### DATA
<<<<
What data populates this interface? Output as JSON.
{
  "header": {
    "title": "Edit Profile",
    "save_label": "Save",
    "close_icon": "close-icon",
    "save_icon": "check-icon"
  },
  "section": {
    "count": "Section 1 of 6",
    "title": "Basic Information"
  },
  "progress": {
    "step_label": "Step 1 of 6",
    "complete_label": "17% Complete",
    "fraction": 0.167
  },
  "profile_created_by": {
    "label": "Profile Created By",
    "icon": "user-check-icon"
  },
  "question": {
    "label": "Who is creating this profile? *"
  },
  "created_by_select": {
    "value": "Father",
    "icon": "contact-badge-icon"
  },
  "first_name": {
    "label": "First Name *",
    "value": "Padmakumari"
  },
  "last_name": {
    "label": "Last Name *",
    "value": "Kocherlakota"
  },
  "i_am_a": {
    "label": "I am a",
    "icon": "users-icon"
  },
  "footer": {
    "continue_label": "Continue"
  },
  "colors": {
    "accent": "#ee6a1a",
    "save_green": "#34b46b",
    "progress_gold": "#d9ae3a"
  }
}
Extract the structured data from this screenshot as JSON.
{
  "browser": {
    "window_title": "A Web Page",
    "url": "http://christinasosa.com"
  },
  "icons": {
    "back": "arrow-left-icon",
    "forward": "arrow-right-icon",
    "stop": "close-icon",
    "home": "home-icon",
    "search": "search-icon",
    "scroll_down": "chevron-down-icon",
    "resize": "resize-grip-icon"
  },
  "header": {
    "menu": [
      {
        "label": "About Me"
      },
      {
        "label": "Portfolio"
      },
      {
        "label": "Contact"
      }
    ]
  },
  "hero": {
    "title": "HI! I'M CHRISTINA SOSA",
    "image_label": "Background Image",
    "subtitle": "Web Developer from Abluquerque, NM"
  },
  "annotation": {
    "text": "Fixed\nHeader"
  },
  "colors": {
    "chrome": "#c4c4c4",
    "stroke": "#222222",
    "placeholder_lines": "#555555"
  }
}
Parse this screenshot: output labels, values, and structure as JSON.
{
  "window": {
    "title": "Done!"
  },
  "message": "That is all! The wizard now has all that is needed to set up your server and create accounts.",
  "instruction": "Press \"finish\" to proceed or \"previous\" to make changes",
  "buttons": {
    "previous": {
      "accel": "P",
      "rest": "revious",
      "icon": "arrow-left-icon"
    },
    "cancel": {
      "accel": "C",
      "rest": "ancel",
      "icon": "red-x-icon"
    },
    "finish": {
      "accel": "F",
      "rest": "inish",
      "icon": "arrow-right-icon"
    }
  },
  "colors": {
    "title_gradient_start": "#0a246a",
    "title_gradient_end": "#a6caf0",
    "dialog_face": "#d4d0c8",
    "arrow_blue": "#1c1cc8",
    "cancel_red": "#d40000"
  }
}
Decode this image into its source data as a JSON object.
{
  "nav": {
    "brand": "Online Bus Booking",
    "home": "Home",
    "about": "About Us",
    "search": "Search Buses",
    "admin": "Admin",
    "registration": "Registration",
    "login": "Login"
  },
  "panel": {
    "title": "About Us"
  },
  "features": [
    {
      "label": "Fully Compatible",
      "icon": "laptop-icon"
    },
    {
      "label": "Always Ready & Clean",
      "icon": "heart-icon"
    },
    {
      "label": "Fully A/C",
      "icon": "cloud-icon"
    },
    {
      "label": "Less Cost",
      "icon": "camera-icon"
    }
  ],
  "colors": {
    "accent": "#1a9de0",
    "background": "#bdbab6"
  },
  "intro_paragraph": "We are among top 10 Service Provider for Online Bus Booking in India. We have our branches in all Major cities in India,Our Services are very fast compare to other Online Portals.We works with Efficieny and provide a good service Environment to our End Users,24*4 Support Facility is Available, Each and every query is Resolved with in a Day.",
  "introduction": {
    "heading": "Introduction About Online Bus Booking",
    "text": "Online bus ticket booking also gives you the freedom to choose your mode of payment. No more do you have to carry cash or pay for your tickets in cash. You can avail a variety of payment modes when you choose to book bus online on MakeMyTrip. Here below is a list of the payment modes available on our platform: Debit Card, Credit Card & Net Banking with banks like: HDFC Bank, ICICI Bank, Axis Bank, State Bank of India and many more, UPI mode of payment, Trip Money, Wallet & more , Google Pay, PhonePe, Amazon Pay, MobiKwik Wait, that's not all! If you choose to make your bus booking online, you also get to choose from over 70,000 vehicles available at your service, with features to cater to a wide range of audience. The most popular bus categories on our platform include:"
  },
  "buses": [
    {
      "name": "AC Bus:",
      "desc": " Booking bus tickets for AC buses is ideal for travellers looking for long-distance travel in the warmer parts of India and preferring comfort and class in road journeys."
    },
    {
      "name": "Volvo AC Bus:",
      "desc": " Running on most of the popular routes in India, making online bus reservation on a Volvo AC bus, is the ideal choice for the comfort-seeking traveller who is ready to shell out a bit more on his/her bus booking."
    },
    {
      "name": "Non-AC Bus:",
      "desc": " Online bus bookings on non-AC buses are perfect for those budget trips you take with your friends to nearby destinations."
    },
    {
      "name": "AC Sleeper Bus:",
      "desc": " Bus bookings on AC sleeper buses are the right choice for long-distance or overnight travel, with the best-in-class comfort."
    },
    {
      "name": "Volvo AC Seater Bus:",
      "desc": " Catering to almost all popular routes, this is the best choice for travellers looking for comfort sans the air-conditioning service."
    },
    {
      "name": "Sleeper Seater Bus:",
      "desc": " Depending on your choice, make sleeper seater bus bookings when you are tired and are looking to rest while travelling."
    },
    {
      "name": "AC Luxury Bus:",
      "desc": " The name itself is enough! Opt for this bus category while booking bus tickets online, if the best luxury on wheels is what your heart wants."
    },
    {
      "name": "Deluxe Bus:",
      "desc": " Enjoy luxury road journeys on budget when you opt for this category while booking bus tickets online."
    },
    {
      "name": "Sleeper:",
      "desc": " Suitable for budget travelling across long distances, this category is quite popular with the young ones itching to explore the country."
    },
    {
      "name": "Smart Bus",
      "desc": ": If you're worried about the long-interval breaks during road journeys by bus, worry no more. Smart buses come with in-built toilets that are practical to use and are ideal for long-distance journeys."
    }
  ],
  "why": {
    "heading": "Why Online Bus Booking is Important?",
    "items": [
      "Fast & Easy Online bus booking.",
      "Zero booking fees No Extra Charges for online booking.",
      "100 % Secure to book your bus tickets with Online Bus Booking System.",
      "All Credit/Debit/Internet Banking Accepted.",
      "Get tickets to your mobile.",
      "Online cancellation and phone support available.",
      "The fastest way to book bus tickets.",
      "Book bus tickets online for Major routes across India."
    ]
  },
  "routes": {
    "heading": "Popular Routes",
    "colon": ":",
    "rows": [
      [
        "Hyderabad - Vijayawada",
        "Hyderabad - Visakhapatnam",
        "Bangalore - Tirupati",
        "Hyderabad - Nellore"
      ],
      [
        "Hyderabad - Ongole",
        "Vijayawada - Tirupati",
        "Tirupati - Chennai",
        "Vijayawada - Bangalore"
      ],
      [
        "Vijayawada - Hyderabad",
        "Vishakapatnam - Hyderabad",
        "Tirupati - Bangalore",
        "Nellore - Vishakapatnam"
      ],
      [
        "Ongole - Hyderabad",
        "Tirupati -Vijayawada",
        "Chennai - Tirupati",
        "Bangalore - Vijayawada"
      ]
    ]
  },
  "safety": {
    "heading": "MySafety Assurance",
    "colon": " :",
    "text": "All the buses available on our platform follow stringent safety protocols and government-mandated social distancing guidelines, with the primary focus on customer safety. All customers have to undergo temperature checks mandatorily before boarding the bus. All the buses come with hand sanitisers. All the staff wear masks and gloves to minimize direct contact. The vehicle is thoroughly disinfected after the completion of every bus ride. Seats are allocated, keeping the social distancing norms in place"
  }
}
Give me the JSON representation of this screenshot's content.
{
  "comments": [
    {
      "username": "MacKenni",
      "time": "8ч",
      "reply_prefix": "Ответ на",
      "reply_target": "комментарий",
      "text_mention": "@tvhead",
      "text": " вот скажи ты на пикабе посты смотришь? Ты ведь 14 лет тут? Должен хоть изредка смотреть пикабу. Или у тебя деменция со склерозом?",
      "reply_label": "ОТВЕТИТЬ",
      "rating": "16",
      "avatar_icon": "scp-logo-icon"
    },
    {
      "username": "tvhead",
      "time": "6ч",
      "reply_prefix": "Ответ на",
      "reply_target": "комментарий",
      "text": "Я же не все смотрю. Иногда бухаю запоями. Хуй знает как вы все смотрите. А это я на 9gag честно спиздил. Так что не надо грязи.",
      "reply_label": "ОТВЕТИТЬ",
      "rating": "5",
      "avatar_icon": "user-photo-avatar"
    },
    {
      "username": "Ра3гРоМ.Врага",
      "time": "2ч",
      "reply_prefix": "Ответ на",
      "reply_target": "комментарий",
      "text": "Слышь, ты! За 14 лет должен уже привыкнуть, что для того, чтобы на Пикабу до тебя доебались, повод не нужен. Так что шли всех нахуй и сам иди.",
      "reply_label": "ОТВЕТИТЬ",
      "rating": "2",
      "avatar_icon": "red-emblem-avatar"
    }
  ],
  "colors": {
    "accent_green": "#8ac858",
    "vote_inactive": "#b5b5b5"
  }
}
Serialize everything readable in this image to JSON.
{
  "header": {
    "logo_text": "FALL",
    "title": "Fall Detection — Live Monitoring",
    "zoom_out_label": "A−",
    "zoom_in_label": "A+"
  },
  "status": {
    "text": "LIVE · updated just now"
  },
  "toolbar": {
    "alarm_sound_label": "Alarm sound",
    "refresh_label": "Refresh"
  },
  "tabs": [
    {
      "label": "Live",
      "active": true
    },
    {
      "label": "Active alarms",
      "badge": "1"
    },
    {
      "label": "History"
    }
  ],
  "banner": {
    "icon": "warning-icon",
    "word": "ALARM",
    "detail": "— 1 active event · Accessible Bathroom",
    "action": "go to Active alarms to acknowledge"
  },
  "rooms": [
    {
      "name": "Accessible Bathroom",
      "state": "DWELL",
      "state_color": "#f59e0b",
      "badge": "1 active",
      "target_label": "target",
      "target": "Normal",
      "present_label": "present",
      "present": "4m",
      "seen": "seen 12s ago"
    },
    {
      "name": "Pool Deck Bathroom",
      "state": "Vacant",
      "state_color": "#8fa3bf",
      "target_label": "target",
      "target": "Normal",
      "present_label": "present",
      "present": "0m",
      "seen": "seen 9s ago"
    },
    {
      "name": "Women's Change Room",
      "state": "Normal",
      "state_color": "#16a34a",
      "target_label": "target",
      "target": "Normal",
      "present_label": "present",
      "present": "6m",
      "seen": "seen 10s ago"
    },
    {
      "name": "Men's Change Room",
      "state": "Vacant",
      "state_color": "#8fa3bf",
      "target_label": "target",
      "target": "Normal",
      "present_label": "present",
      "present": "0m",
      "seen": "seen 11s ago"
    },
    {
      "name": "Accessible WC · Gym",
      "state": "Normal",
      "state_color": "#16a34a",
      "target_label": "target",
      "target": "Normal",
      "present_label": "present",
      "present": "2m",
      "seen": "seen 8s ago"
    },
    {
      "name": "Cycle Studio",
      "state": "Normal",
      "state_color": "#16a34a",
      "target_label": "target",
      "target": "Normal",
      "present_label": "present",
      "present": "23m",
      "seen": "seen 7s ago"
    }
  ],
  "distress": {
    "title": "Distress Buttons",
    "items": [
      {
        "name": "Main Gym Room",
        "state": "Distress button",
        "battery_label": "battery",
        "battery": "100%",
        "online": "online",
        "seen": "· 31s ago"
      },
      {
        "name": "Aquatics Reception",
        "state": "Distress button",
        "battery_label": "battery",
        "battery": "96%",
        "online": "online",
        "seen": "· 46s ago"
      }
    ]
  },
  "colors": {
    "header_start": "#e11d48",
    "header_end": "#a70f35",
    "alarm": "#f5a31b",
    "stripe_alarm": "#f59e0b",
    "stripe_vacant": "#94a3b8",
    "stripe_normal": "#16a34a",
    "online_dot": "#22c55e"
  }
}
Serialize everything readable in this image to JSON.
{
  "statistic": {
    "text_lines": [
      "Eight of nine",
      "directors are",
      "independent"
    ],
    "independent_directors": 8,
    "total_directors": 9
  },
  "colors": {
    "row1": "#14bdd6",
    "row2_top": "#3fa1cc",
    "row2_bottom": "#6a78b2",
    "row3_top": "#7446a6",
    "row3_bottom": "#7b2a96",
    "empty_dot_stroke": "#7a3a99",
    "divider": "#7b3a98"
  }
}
>>>>
### REQUIRED WORK
Gather each line in the data that holds the string "screenshot".

### RESULT OF THIS EXERCISE
Extract the structured data from this screenshot as JSON.
Parse this screenshot: output labels, values, and structure as JSON.
Give me the JSON representation of this screenshot's content.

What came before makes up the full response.